* Set exercise *
Work through the data and report how many lines include the string "Section", giving the number alone.

* Data excerpts *
● ● ●

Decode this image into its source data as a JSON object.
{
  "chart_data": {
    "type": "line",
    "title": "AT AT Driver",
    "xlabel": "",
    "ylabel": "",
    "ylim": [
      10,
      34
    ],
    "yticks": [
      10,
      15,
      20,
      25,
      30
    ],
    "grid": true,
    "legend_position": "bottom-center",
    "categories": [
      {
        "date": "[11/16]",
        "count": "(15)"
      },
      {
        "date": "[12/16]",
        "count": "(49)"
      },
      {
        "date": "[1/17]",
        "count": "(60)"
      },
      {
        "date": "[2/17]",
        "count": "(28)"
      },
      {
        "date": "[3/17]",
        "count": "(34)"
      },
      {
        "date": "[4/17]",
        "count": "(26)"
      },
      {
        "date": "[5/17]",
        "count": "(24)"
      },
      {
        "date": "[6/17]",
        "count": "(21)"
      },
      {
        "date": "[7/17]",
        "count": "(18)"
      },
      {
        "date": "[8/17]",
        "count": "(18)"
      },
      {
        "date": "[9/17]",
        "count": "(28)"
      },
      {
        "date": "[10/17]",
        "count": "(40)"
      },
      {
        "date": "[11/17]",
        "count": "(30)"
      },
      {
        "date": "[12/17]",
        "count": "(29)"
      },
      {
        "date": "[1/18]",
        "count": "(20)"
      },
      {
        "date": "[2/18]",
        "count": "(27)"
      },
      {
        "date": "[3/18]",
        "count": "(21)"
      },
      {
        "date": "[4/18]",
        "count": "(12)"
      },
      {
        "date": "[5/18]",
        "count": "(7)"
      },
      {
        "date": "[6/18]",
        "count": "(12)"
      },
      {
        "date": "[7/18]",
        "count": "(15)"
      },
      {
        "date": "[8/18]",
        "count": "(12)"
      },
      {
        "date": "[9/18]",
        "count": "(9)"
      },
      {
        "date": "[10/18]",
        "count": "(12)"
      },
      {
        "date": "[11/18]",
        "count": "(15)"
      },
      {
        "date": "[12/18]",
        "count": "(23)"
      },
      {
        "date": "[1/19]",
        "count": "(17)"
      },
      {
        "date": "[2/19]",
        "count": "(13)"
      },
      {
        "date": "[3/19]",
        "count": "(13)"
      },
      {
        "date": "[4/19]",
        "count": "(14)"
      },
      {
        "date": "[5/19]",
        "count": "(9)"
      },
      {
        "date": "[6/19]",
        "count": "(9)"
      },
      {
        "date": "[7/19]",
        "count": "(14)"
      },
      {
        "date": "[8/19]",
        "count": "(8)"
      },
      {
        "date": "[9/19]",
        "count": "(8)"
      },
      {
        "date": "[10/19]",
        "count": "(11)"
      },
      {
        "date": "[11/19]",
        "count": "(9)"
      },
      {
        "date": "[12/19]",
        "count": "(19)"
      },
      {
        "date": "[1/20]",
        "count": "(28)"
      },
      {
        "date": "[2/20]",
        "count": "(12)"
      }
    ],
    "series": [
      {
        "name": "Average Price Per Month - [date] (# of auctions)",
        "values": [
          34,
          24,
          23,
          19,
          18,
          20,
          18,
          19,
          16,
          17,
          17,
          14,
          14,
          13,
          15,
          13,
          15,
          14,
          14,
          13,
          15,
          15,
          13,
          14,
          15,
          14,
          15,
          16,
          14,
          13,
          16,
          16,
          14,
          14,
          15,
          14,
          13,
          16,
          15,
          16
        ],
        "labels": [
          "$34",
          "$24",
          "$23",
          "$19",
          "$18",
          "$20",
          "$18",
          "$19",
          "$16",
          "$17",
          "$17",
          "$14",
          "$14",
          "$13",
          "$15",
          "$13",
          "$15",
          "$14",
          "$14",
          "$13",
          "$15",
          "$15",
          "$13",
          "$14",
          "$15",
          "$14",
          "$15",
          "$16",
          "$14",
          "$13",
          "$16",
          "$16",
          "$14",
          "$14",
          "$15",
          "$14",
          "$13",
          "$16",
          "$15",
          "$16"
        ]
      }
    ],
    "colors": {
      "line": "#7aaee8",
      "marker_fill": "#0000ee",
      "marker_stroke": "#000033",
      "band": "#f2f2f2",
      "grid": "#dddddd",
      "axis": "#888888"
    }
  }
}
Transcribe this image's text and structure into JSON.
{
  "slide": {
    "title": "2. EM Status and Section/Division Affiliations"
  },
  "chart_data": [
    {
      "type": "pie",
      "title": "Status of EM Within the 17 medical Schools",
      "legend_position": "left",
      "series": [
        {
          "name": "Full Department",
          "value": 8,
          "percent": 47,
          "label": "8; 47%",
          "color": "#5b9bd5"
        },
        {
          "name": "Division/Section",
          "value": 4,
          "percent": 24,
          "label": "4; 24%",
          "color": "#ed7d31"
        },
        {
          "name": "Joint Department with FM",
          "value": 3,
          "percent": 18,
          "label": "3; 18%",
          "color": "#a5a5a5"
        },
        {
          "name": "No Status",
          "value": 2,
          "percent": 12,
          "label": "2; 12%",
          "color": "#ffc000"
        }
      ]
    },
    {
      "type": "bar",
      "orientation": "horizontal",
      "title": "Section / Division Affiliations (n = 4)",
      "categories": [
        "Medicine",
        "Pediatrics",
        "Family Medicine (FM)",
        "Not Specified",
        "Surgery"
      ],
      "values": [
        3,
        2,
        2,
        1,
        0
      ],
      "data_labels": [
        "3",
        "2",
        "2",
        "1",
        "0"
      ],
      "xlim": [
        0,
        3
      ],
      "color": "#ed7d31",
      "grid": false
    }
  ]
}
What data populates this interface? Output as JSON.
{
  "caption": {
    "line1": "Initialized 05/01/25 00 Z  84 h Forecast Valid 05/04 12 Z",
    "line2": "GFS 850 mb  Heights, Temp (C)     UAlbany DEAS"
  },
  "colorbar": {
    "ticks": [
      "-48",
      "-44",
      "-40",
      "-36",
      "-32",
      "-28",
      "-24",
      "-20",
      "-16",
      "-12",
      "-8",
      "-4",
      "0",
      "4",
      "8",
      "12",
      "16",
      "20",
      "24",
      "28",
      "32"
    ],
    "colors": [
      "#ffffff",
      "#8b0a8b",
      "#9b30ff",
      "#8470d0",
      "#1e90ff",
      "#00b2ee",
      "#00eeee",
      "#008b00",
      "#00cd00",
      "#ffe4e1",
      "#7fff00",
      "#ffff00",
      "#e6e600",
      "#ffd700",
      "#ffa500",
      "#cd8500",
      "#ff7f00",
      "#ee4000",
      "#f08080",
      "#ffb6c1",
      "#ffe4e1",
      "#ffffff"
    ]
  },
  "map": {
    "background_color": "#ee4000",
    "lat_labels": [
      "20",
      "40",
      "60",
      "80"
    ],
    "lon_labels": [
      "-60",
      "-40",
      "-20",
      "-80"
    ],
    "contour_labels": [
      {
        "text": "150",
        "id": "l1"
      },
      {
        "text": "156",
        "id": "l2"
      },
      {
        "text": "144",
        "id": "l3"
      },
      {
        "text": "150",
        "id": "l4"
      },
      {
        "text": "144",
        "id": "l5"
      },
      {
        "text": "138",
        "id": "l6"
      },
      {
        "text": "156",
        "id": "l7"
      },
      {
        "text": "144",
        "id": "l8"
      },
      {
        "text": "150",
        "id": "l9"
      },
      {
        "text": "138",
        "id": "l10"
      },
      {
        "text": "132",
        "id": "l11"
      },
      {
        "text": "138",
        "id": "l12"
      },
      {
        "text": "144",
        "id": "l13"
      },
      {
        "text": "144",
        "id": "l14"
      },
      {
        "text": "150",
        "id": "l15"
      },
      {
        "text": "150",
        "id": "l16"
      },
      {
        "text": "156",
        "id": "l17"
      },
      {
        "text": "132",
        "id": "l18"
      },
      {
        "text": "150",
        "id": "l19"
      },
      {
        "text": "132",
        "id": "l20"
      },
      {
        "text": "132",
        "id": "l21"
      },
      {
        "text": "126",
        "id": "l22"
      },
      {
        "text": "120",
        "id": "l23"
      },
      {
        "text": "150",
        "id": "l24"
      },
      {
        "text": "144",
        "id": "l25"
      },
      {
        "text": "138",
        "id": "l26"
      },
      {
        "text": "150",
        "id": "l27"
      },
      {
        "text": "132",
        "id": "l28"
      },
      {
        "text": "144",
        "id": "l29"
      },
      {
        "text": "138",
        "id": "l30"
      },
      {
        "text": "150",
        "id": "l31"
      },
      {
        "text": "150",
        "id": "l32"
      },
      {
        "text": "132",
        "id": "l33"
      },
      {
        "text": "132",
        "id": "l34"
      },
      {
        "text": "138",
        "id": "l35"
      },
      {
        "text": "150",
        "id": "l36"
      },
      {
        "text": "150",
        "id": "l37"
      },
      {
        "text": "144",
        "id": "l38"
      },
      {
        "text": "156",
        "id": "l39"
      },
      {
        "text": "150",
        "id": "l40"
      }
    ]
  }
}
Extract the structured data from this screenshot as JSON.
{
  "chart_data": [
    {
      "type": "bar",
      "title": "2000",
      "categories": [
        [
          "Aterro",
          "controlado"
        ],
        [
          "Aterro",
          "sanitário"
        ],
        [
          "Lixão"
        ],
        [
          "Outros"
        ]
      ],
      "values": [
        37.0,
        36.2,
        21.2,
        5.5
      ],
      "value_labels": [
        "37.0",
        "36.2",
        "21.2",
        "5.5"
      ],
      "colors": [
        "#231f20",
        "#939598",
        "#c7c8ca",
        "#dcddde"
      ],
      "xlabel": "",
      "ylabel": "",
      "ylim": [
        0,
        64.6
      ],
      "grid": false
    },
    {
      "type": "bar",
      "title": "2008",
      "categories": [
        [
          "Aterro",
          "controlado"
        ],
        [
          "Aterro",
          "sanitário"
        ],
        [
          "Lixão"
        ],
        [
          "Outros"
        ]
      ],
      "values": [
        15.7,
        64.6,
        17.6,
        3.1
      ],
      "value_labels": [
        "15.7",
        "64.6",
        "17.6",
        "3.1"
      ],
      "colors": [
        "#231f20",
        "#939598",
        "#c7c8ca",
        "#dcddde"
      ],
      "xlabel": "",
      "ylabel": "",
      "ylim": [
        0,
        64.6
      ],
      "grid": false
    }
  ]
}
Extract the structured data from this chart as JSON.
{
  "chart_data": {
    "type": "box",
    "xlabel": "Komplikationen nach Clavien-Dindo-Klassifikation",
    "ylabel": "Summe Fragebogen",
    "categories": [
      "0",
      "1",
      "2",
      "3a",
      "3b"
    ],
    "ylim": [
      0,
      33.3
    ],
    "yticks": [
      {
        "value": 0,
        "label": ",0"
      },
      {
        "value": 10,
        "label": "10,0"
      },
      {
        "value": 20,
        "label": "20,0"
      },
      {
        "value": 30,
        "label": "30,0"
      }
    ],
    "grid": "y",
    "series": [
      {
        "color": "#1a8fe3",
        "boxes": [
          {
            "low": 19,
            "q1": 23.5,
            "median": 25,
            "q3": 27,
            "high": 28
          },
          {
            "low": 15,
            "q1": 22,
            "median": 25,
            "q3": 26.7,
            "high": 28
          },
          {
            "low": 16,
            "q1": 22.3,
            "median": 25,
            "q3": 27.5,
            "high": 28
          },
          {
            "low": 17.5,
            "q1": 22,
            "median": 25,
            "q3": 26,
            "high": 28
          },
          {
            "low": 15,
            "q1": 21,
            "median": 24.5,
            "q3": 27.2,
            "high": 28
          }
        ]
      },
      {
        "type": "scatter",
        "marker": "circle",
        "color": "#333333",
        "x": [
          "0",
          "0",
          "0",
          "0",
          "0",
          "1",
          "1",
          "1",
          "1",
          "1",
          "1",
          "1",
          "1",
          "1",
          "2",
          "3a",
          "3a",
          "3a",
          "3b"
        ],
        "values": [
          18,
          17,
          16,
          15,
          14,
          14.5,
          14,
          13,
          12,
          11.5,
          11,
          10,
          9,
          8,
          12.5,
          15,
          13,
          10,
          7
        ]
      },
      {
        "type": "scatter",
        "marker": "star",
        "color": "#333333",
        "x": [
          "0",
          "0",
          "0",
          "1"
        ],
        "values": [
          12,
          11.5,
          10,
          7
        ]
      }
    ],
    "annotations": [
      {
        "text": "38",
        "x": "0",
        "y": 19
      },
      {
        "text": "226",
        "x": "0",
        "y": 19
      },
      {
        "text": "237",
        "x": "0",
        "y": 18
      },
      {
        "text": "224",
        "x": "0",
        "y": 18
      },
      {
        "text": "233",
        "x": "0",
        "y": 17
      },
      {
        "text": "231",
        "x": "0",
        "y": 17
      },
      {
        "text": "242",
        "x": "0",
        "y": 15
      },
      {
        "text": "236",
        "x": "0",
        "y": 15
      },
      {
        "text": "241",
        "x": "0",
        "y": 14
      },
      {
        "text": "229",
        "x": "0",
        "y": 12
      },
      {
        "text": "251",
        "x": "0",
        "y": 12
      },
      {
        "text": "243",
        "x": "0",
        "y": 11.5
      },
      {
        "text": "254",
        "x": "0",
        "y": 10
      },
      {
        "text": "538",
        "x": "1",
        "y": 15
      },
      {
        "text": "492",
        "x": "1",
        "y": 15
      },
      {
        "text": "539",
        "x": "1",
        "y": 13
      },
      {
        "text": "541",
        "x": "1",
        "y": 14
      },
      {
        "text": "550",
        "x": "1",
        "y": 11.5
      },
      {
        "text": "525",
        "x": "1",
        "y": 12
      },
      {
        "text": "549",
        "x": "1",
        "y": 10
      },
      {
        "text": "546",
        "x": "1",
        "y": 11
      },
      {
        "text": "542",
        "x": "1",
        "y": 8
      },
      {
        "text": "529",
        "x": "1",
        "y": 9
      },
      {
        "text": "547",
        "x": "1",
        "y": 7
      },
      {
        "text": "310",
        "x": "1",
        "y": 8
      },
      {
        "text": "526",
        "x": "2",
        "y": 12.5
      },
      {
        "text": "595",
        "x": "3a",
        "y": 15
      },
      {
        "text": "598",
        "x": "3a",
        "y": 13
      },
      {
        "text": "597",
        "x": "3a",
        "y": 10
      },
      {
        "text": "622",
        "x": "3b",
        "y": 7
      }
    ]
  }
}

● ● ●

* Result for this exercise *
3